> _Dataset extract_
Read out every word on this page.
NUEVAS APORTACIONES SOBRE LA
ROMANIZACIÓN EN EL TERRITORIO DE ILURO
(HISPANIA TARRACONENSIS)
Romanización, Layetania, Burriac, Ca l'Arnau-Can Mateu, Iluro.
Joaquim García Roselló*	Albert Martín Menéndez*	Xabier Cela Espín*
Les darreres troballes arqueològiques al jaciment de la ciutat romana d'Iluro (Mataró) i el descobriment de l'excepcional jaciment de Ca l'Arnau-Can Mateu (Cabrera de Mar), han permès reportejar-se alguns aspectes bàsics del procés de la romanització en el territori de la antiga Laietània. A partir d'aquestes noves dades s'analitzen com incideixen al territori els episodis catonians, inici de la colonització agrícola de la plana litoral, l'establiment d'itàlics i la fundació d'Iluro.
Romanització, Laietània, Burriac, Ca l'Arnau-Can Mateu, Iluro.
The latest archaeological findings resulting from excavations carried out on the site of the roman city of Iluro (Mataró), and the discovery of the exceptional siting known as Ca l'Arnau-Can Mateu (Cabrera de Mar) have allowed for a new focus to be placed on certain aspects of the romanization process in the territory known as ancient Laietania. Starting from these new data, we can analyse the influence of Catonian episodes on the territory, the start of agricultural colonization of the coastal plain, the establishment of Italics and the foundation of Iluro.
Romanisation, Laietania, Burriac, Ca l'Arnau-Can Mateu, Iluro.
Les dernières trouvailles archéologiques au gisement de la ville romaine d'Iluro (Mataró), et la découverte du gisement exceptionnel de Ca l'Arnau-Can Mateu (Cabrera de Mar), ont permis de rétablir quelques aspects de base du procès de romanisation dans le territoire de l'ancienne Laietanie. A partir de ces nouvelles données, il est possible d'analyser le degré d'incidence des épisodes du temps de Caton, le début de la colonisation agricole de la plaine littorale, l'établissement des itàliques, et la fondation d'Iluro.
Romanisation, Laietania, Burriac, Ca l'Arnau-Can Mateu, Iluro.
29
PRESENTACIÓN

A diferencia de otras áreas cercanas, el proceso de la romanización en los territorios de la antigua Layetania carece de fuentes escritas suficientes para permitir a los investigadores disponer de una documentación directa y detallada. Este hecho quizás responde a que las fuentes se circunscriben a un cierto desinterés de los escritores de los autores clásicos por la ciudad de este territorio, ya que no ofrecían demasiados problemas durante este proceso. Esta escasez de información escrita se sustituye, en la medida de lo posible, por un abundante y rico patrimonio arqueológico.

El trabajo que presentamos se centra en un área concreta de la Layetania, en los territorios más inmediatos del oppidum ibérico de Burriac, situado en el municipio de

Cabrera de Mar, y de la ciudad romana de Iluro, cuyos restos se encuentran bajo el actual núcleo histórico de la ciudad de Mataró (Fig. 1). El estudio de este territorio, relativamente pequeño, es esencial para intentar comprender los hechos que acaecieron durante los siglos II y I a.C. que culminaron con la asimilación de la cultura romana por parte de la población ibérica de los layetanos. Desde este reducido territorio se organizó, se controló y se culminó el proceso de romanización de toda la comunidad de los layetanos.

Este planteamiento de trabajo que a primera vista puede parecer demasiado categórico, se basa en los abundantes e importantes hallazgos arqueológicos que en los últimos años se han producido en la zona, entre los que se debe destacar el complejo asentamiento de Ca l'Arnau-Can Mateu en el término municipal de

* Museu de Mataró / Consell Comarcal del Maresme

> _Task directions_
Extract every line above exactly as it stands.

> _Written answer_
Read out every word on this page.
NUEVAS APORTACIONES SOBRE LA
ROMANIZACIÓN EN EL TERRITORIO DE ILURO
(HISPANIA TARRACONENSIS)
Romanización, Layetania, Burriac, Ca l'Arnau-Can Mateu, Iluro.
Joaquim García Roselló*	Albert Martín Menéndez*	Xabier Cela Espín*
Les darreres troballes arqueològiques al jaciment de la ciutat romana d'Iluro (Mataró) i el descobriment de l'excepcional jaciment de Ca l'Arnau-Can Mateu (Cabrera de Mar), han permès reportejar-se alguns aspectes bàsics del procés de la romanització en el territori de la antiga Laietània. A partir d'aquestes noves dades s'analitzen com incideixen al territori els episodis catonians, inici de la colonització agrícola de la plana litoral, l'establiment d'itàlics i la fundació d'Iluro.
Romanització, Laietània, Burriac, Ca l'Arnau-Can Mateu, Iluro.
The latest archaeological findings resulting from excavations carried out on the site of the roman city of Iluro (Mataró), and the discovery of the exceptional siting known as Ca l'Arnau-Can Mateu (Cabrera de Mar) have allowed for a new focus to be placed on certain aspects of the romanization process in the territory known as ancient Laietania. Starting from these new data, we can analyse the influence of Catonian episodes on the territory, the start of agricultural colonization of the coastal plain, the establishment of Italics and the foundation of Iluro.
Romanisation, Laietania, Burriac, Ca l'Arnau-Can Mateu, Iluro.
Les dernières trouvailles archéologiques au gisement de la ville romaine d'Iluro (Mataró), et la découverte du gisement exceptionnel de Ca l'Arnau-Can Mateu (Cabrera de Mar), ont permis de rétablir quelques aspects de base du procès de romanisation dans le territoire de l'ancienne Laietanie. A partir de ces nouvelles données, il est possible d'analyser le degré d'incidence des épisodes du temps de Caton, le début de la colonisation agricole de la plaine littorale, l'établissement des itàliques, et la fondation d'Iluro.
Romanisation, Laietania, Burriac, Ca l'Arnau-Can Mateu, Iluro.
29
PRESENTACIÓN

A diferencia de otras áreas cercanas, el proceso de la romanización en los territorios de la antigua Layetania carece de fuentes escritas suficientes para permitir a los investigadores disponer de una documentación directa y detallada. Este hecho quizás responde a que las fuentes se circunscriben a un cierto desinterés de los escritores de los autores clásicos por la ciudad de este territorio, ya que no ofrecían demasiados problemas durante este proceso. Esta escasez de información escrita se sustituye, en la medida de lo posible, por un abundante y rico patrimonio arqueológico.

El trabajo que presentamos se centra en un área concreta de la Layetania, en los territorios más inmediatos del oppidum ibérico de Burriac, situado en el municipio de

Cabrera de Mar, y de la ciudad romana de Iluro, cuyos restos se encuentran bajo el actual núcleo histórico de la ciudad de Mataró (Fig. 1). El estudio de este territorio, relativamente pequeño, es esencial para intentar comprender los hechos que acaecieron durante los siglos II y I a.C. que culminaron con la asimilación de la cultura romana por parte de la población ibérica de los layetanos. Desde este reducido territorio se organizó, se controló y se culminó el proceso de romanización de toda la comunidad de los layetanos.

Este planteamiento de trabajo que a primera vista puede parecer demasiado categórico, se basa en los abundantes e importantes hallazgos arqueológicos que en los últimos años se han producido en la zona, entre los que se debe destacar el complejo asentamiento de Ca l'Arnau-Can Mateu en el término municipal de

* Museu de Mataró / Consell Comarcal del Maresme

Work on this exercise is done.